> _Task input_:
· · ·
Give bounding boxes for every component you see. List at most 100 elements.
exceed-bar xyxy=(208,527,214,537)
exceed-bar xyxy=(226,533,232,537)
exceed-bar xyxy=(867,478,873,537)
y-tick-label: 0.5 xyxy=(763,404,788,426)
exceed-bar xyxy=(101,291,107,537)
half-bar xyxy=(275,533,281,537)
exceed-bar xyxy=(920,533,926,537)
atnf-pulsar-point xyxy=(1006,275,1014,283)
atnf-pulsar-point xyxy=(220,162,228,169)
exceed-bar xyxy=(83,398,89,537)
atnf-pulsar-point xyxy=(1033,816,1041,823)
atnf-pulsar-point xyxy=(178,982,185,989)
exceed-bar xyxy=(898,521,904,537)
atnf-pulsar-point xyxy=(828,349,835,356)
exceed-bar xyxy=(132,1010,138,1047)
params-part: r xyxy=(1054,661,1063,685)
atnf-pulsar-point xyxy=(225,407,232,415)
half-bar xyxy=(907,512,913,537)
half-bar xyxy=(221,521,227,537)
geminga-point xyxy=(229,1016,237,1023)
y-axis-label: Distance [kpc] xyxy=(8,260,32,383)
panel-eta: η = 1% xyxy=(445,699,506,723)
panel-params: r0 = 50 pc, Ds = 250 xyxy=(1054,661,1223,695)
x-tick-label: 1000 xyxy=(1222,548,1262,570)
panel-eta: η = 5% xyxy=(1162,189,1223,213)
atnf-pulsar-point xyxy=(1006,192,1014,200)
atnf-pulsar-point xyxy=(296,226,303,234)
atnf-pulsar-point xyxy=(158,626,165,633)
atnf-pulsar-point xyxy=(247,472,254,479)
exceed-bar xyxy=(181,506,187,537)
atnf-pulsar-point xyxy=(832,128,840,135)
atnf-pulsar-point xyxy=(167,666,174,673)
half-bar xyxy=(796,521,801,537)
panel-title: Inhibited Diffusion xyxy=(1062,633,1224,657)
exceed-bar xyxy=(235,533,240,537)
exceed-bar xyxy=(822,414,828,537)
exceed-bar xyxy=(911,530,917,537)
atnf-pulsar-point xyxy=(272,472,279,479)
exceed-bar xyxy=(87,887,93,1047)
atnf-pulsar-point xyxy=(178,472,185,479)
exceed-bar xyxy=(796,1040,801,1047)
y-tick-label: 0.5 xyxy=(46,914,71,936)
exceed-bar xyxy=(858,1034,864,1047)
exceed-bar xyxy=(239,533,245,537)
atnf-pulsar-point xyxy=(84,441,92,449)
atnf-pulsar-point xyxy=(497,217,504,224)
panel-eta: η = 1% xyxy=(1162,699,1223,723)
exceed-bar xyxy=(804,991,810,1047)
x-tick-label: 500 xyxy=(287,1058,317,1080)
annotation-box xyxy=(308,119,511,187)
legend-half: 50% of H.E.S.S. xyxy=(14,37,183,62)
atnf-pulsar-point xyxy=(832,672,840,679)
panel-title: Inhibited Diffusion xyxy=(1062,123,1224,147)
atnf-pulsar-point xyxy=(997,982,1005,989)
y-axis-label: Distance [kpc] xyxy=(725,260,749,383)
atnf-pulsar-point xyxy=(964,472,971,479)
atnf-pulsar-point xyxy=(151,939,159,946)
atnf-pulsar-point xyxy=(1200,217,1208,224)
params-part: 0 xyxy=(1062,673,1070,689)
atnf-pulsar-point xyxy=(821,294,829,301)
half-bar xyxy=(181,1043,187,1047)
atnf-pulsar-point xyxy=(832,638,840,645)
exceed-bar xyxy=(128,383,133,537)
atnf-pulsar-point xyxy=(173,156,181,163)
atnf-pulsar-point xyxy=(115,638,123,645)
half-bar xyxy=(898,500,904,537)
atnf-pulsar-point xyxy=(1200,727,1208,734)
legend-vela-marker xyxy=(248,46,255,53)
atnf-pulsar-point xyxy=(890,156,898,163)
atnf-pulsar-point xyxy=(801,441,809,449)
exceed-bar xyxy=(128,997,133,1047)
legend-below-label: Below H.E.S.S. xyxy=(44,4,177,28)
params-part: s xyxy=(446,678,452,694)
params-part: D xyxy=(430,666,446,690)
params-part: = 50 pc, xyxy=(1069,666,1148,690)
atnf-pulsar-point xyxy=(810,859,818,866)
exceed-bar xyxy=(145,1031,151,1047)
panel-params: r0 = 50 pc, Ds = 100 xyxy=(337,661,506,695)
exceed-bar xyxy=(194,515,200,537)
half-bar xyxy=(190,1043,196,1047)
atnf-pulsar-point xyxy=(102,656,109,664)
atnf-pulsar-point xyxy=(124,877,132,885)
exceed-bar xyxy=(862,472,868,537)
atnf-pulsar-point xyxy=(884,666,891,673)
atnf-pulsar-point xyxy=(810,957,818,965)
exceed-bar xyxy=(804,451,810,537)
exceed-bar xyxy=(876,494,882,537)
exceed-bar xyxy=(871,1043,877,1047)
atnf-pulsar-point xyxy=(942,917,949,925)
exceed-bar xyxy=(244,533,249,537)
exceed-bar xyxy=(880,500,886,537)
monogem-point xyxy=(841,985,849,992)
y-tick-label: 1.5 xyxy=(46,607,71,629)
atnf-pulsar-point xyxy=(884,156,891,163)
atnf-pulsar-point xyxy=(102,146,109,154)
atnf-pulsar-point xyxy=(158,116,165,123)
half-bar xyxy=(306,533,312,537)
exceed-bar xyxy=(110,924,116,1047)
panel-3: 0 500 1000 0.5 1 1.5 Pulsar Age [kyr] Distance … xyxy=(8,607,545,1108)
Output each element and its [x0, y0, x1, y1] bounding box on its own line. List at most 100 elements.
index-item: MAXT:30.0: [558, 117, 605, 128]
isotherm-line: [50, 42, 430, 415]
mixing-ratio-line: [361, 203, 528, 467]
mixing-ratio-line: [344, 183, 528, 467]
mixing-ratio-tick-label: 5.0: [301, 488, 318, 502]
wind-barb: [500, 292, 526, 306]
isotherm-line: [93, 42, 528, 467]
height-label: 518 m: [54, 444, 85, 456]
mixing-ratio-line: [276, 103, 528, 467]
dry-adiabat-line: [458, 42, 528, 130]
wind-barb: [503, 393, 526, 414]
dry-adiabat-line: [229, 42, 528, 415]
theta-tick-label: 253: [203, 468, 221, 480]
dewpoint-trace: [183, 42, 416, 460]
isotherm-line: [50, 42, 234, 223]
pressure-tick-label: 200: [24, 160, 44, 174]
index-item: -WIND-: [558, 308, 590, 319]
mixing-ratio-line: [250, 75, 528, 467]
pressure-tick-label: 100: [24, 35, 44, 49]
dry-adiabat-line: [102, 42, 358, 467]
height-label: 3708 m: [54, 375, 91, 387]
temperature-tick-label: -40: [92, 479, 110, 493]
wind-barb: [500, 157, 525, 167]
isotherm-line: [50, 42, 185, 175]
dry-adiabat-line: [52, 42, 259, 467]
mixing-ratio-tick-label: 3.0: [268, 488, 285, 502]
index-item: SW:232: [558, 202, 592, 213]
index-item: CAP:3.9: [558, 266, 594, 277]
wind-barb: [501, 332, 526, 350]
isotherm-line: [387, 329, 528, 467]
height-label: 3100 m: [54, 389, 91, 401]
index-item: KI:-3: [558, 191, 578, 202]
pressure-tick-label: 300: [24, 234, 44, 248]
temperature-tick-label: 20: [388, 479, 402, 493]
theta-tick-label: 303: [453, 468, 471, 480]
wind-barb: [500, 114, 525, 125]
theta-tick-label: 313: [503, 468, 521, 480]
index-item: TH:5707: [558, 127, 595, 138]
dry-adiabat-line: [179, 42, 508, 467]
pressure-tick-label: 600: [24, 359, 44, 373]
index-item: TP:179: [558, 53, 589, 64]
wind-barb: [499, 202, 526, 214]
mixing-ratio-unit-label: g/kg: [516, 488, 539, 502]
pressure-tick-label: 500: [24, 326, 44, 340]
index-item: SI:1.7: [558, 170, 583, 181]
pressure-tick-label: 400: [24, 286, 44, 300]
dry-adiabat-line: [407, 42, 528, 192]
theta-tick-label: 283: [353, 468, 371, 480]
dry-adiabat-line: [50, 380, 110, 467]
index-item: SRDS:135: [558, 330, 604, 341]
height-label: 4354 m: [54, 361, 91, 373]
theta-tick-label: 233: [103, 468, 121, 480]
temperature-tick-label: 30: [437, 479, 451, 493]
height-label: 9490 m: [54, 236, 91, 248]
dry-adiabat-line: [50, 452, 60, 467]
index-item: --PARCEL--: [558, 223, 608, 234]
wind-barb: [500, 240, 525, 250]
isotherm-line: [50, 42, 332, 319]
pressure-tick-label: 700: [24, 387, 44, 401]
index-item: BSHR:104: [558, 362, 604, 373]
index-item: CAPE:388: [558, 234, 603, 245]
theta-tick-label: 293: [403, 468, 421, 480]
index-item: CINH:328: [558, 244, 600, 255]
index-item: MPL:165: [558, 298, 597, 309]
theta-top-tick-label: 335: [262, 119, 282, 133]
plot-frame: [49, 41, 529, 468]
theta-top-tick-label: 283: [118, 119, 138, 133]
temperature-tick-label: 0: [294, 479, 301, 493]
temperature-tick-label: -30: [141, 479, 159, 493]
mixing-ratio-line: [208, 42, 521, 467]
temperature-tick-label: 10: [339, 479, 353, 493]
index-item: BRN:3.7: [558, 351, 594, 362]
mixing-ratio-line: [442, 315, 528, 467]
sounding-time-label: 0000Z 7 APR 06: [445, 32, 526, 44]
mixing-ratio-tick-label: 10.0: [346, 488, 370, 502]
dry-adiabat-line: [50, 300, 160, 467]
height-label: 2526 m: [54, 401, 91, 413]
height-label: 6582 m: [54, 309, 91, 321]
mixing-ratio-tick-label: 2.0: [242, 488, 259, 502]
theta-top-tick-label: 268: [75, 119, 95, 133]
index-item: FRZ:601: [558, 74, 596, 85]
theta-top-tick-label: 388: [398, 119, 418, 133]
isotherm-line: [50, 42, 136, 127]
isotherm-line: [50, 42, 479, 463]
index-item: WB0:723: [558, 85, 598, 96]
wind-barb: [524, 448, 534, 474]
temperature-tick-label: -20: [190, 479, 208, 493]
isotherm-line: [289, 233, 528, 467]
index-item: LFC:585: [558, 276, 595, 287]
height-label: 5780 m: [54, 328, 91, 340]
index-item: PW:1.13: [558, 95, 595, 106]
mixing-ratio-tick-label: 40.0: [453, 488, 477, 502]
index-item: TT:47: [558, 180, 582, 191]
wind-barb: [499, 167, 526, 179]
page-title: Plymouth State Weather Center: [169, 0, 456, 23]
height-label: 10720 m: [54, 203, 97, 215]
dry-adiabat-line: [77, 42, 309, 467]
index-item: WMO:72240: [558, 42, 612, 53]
· · ·
> _What needs to be done_: Copy out every line from the very first one above down through the line containing "exceed-bar xyxy=(101,291,107,537)", both included, reproducing each one unchanged.

> _Answer below_:
Give bounding boxes for every component you see. List at most 100 elements.
exceed-bar xyxy=(208,527,214,537)
exceed-bar xyxy=(226,533,232,537)
exceed-bar xyxy=(867,478,873,537)
y-tick-label: 0.5 xyxy=(763,404,788,426)
exceed-bar xyxy=(101,291,107,537)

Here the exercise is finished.